## SET PROBLEM
Without any pictures, reproduce exactly the lines running from the line containing "Give me a plain-text" through the end of the entries.

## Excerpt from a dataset
------------------------------------

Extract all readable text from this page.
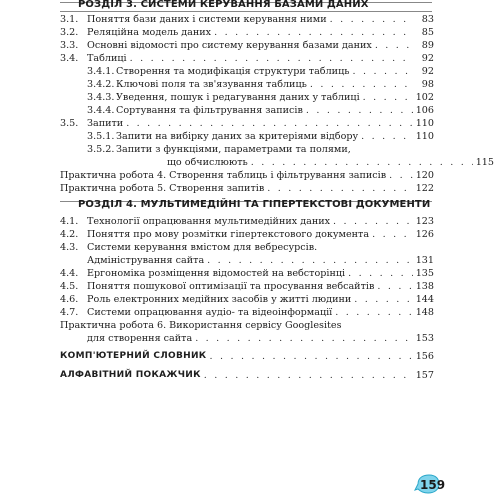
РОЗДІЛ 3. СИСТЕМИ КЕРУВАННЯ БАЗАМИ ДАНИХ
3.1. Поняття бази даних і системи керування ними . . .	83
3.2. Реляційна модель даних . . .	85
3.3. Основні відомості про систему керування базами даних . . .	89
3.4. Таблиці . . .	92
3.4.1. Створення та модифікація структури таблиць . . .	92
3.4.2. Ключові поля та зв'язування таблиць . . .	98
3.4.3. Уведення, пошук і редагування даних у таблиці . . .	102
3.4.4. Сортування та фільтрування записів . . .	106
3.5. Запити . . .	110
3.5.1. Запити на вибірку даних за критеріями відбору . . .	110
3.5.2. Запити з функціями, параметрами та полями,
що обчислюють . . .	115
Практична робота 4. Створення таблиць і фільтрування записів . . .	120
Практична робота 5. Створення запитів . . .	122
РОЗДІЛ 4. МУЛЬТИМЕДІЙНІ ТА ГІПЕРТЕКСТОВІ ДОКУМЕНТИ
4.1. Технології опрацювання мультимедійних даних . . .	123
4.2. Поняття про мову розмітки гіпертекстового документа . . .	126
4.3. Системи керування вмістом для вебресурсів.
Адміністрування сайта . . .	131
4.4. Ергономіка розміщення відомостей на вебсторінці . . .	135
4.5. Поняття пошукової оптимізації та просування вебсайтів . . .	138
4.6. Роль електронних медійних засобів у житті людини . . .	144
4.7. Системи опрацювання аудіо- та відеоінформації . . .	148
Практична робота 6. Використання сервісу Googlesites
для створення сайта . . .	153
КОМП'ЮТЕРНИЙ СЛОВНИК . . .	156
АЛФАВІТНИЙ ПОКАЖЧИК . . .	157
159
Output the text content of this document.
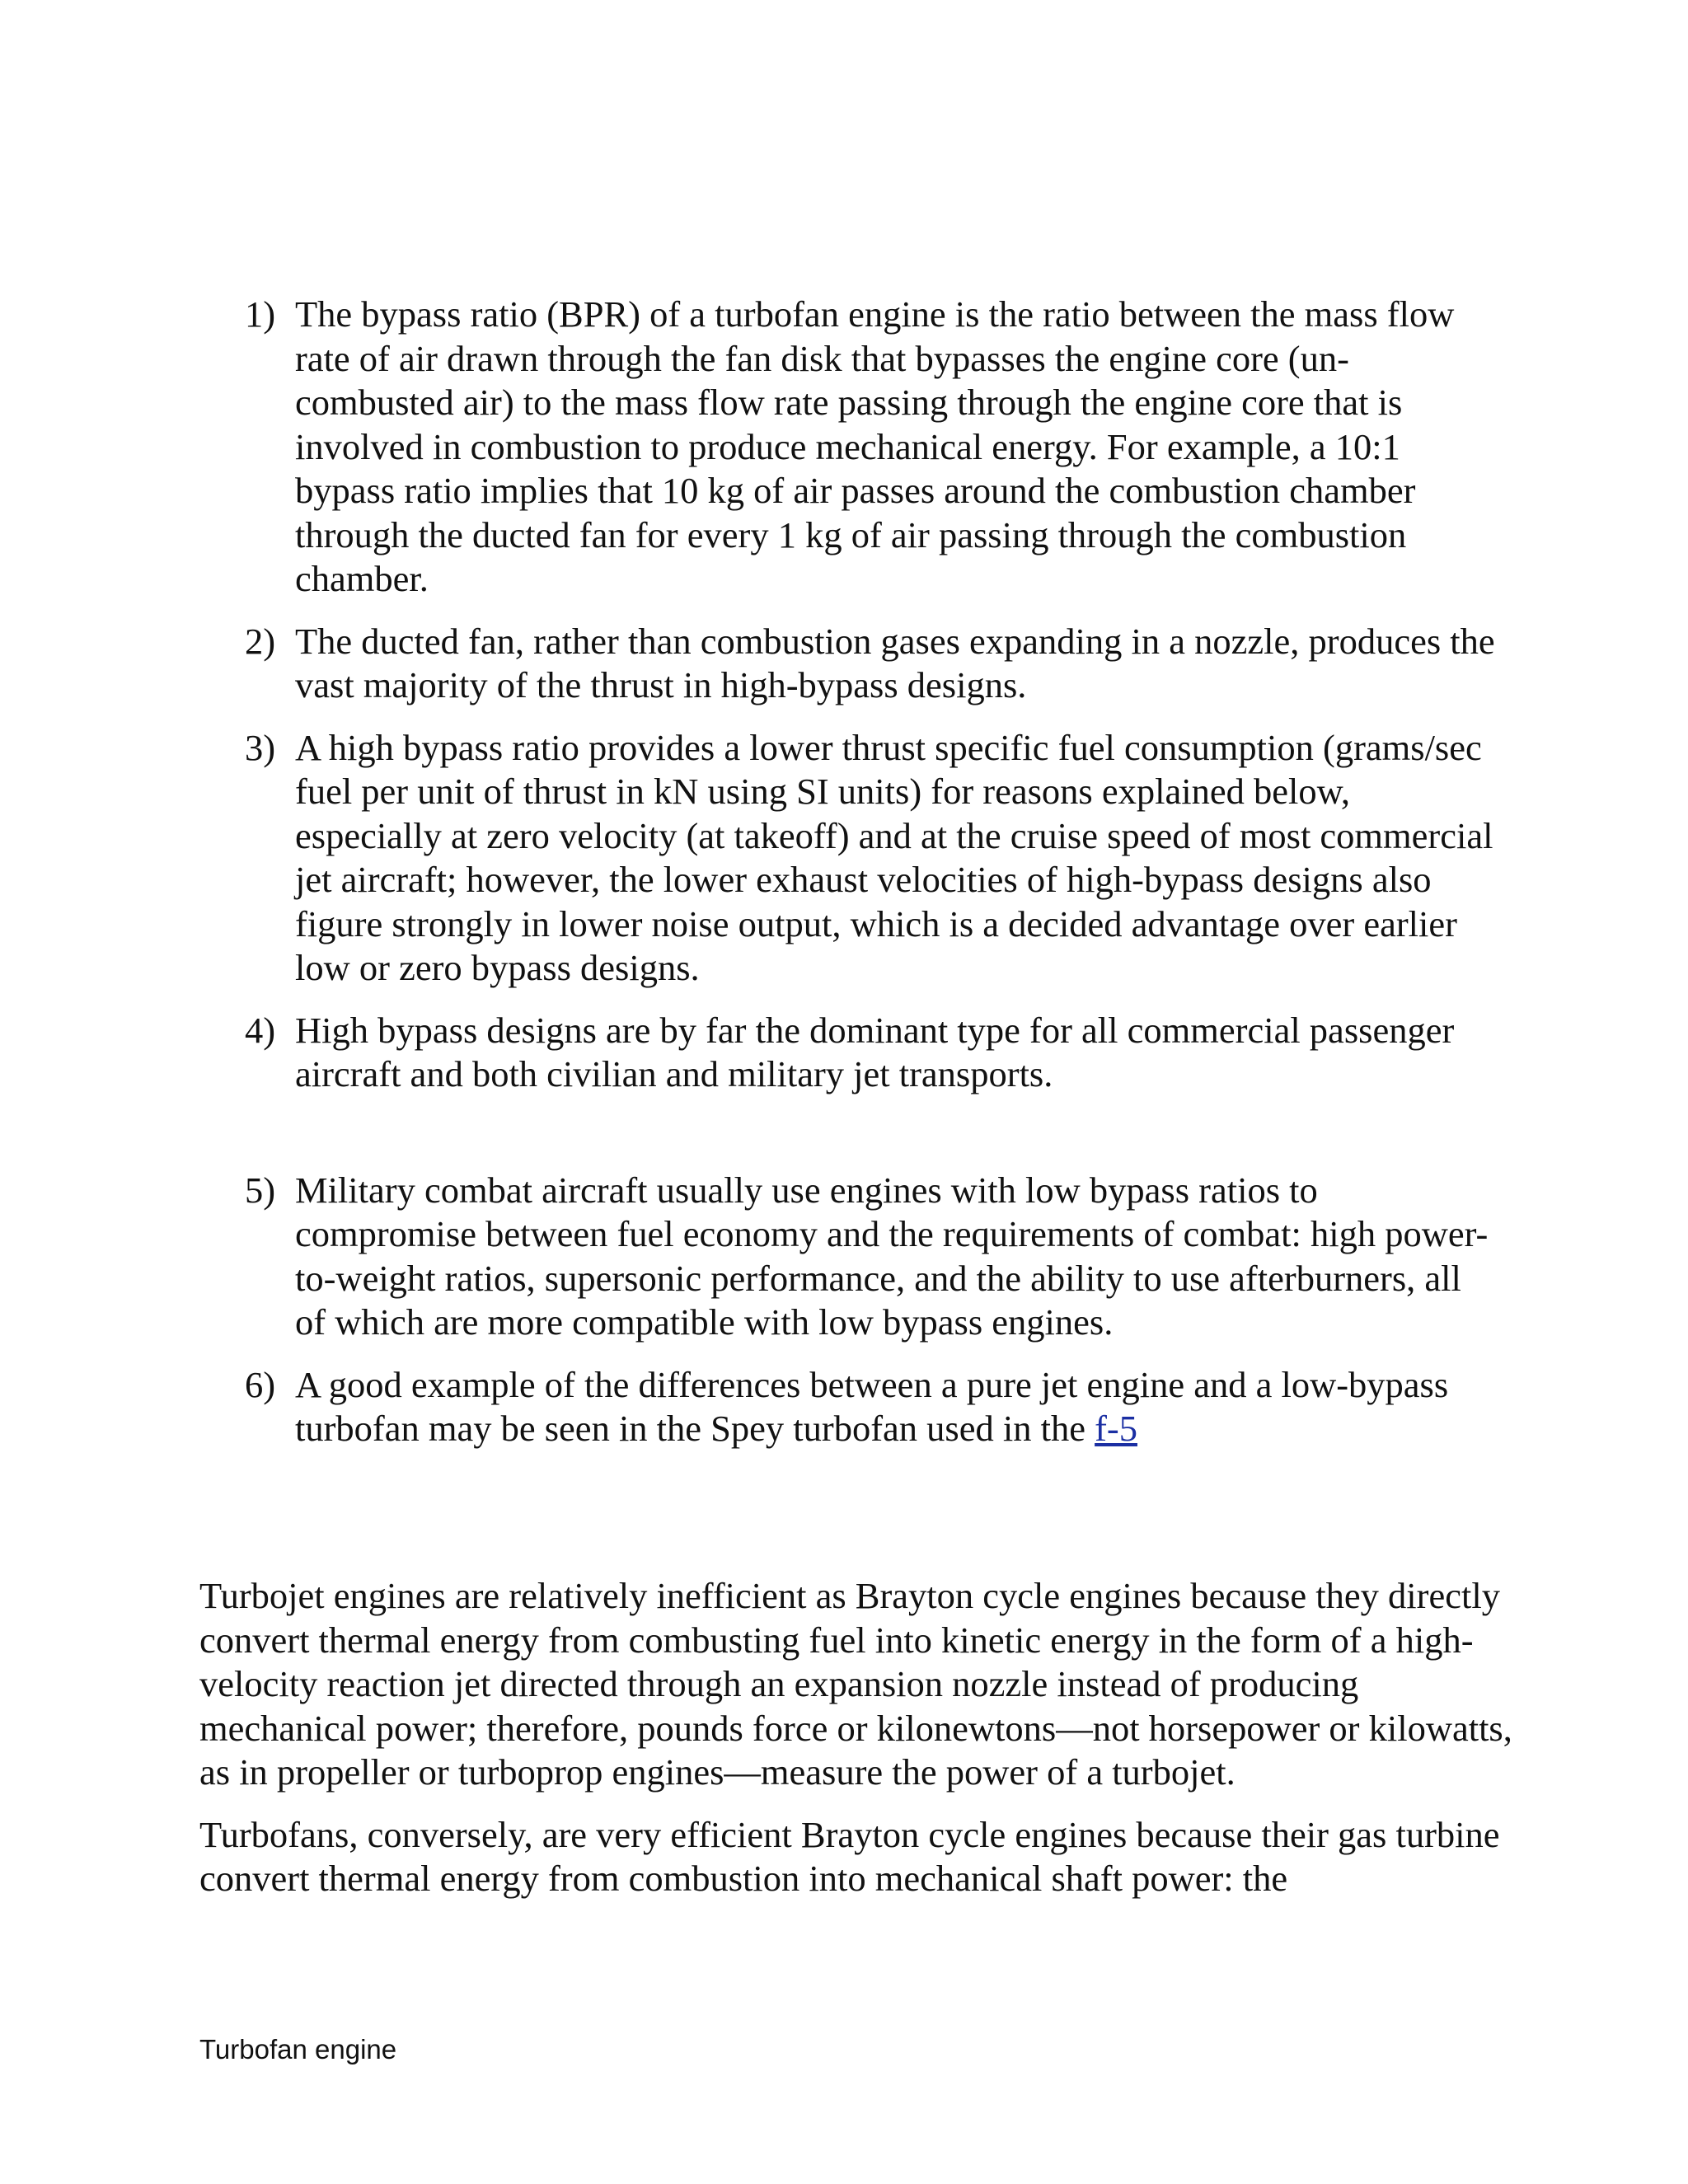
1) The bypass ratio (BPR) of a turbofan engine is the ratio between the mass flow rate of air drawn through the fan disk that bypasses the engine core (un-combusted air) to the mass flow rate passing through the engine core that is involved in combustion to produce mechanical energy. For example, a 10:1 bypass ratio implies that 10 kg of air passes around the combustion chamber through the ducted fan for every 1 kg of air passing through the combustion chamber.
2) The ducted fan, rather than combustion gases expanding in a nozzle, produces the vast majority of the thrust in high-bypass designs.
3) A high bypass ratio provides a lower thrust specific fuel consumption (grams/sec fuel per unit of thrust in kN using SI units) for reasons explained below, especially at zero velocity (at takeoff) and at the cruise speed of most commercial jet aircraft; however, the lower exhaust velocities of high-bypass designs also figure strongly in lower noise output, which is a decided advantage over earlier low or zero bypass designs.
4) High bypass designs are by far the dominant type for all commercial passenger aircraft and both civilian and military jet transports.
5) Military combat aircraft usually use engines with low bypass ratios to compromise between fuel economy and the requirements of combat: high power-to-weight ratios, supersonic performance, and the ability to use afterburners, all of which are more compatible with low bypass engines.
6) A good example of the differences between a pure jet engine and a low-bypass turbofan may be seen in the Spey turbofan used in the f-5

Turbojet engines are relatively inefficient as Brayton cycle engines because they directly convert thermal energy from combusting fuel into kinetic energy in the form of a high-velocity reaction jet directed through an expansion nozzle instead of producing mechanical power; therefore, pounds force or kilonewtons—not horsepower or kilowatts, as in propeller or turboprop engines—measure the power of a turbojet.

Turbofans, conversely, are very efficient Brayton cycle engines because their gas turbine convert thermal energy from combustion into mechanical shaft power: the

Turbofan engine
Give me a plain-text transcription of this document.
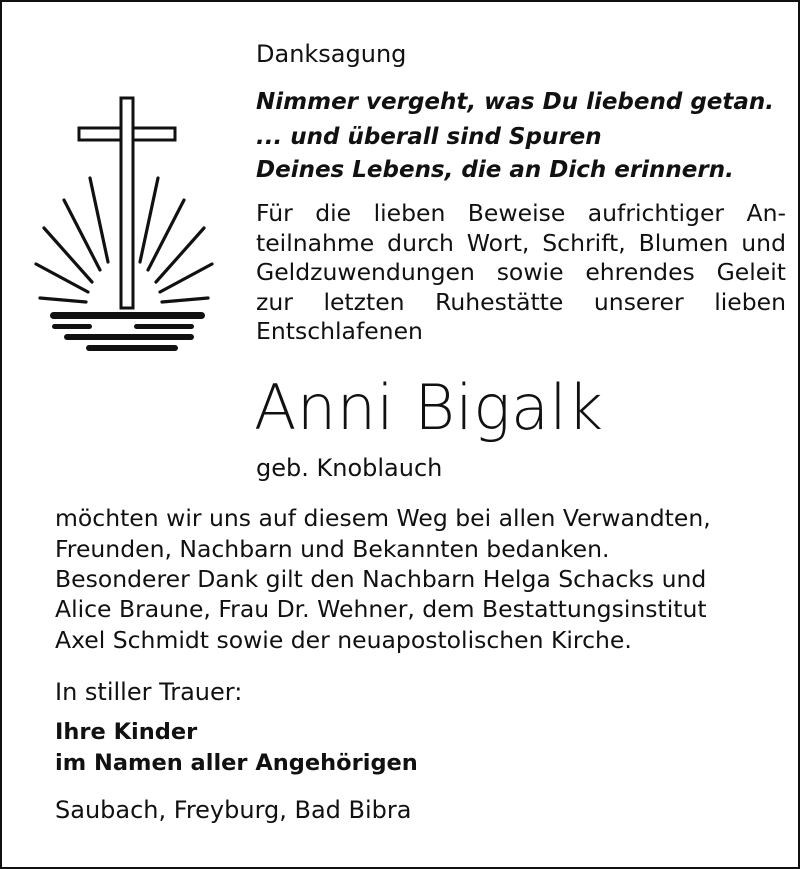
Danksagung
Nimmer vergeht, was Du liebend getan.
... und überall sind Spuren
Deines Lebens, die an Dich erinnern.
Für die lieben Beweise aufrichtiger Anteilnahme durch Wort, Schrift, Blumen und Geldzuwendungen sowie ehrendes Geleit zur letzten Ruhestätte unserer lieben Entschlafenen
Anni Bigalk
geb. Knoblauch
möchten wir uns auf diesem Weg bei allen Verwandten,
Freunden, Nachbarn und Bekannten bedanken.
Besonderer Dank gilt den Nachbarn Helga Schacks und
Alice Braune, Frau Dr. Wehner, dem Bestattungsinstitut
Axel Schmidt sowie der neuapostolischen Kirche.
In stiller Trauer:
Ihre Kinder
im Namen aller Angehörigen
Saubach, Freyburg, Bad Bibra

------------------------------------

## THE COMPLETED TASK
Give me a plain-text transcription of this document.
Danksagung
Nimmer vergeht, was Du liebend getan.
... und überall sind Spuren
Deines Lebens, die an Dich erinnern.
Für die lieben Beweise aufrichtiger Anteilnahme durch Wort, Schrift, Blumen und Geldzuwendungen sowie ehrendes Geleit zur letzten Ruhestätte unserer lieben Entschlafenen
Anni Bigalk
geb. Knoblauch
möchten wir uns auf diesem Weg bei allen Verwandten,
Freunden, Nachbarn und Bekannten bedanken.
Besonderer Dank gilt den Nachbarn Helga Schacks und
Alice Braune, Frau Dr. Wehner, dem Bestattungsinstitut
Axel Schmidt sowie der neuapostolischen Kirche.
In stiller Trauer:
Ihre Kinder
im Namen aller Angehörigen
Saubach, Freyburg, Bad Bibra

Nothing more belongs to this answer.